What the exercise asks - Go through the data below. Pull out every line that has the word "distinctive".

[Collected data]
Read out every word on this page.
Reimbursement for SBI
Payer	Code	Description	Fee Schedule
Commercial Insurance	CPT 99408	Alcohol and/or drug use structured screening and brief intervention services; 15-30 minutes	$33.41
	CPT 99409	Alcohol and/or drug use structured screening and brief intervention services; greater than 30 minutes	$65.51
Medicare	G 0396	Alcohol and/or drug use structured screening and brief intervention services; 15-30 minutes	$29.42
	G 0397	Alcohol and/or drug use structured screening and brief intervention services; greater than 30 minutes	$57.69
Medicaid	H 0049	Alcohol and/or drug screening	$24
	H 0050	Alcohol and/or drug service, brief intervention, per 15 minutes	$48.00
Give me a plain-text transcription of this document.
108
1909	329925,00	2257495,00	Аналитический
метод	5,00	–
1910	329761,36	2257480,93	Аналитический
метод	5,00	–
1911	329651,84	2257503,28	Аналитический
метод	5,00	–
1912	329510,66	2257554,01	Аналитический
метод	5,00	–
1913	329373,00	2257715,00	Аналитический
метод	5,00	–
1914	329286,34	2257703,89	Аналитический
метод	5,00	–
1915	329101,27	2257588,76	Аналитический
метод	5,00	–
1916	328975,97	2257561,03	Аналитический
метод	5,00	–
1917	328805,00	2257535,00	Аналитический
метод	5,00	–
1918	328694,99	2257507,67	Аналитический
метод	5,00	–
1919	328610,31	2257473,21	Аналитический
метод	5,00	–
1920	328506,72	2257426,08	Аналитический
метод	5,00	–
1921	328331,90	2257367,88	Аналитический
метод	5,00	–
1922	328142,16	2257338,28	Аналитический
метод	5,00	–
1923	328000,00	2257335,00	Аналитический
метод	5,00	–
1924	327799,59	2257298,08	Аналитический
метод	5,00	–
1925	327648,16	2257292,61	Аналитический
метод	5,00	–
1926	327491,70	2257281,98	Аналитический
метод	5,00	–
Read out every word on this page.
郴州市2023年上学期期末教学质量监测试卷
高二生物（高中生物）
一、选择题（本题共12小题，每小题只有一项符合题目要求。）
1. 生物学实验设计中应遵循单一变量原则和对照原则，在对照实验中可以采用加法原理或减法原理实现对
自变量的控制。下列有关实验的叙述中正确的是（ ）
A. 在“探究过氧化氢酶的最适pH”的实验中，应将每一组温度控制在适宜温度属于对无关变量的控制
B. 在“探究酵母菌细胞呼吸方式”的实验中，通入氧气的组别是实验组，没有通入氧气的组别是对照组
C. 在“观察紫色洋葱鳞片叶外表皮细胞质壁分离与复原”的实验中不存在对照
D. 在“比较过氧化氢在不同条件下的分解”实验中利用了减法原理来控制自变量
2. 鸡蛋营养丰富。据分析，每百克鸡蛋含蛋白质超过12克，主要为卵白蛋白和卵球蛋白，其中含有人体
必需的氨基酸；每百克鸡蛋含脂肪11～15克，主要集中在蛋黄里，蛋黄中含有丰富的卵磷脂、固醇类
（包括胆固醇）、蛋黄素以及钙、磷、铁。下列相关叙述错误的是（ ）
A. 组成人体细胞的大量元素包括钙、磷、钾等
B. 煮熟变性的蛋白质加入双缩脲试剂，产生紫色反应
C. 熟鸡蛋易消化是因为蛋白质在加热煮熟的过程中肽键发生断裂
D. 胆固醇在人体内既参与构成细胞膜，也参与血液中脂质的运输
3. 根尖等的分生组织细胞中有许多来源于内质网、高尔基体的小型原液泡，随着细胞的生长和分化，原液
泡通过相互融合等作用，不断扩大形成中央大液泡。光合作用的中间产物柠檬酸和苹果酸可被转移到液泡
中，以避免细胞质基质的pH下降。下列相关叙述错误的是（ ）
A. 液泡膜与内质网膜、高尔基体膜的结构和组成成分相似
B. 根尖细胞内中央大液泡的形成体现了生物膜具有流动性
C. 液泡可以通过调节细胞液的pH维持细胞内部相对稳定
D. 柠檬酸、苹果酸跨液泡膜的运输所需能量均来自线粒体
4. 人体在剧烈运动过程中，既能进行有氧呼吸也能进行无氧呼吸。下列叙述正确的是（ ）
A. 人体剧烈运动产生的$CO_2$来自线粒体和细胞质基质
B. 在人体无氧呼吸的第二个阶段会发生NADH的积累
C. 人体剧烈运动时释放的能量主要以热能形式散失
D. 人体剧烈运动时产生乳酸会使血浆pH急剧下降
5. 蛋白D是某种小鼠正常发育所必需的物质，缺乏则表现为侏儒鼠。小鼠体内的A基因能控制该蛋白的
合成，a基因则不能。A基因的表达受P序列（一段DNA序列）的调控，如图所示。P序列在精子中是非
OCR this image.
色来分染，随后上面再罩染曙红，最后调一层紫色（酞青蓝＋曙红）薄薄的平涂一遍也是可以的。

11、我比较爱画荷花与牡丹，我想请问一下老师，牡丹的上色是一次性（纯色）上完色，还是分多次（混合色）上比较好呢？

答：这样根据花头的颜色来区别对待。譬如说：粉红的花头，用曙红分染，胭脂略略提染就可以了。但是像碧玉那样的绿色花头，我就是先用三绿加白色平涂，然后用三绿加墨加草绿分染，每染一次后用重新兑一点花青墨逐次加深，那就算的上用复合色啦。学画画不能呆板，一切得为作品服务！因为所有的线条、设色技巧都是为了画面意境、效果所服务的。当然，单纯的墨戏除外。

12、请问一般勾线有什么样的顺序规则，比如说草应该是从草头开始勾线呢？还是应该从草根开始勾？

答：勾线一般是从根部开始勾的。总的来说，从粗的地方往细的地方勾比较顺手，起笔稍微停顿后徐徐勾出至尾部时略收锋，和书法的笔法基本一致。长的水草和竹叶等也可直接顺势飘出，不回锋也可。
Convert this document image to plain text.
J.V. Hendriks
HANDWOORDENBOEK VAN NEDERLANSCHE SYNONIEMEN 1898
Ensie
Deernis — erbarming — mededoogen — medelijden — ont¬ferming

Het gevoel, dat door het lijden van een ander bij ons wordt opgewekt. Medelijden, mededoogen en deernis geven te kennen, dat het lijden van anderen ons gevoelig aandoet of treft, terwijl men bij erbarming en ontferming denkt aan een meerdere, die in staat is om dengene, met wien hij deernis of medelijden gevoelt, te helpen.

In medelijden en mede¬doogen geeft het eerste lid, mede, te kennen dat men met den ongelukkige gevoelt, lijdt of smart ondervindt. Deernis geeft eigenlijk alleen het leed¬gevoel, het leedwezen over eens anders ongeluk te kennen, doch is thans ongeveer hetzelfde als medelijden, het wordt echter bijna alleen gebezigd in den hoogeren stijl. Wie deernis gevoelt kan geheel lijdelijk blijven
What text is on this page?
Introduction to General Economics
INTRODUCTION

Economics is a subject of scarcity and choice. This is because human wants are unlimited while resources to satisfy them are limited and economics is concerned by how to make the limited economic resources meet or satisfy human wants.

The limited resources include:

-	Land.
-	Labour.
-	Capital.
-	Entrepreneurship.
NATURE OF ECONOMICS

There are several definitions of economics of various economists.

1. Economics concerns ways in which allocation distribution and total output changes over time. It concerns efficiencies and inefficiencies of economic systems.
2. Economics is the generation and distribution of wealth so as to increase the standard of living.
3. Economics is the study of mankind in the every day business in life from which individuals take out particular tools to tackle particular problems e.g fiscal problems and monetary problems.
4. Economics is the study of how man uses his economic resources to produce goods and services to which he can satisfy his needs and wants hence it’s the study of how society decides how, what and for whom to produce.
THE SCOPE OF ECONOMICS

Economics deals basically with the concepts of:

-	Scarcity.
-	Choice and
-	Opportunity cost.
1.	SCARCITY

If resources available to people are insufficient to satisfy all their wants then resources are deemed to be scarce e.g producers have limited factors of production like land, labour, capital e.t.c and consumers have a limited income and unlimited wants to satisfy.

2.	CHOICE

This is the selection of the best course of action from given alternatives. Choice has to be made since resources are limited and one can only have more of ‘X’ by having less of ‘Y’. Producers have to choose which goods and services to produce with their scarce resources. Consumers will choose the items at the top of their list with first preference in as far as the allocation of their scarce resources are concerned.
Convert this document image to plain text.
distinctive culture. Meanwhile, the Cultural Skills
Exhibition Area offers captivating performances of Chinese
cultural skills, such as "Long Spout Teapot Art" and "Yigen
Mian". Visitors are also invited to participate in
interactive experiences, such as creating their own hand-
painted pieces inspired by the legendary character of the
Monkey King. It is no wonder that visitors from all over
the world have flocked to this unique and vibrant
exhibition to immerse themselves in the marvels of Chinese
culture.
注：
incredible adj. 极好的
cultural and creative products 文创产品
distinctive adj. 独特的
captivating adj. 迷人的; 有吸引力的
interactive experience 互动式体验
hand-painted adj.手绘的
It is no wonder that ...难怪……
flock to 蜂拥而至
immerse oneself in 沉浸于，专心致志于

Worked solution -
distinctive culture. Meanwhile, the Cultural Skills
distinctive adj. 独特的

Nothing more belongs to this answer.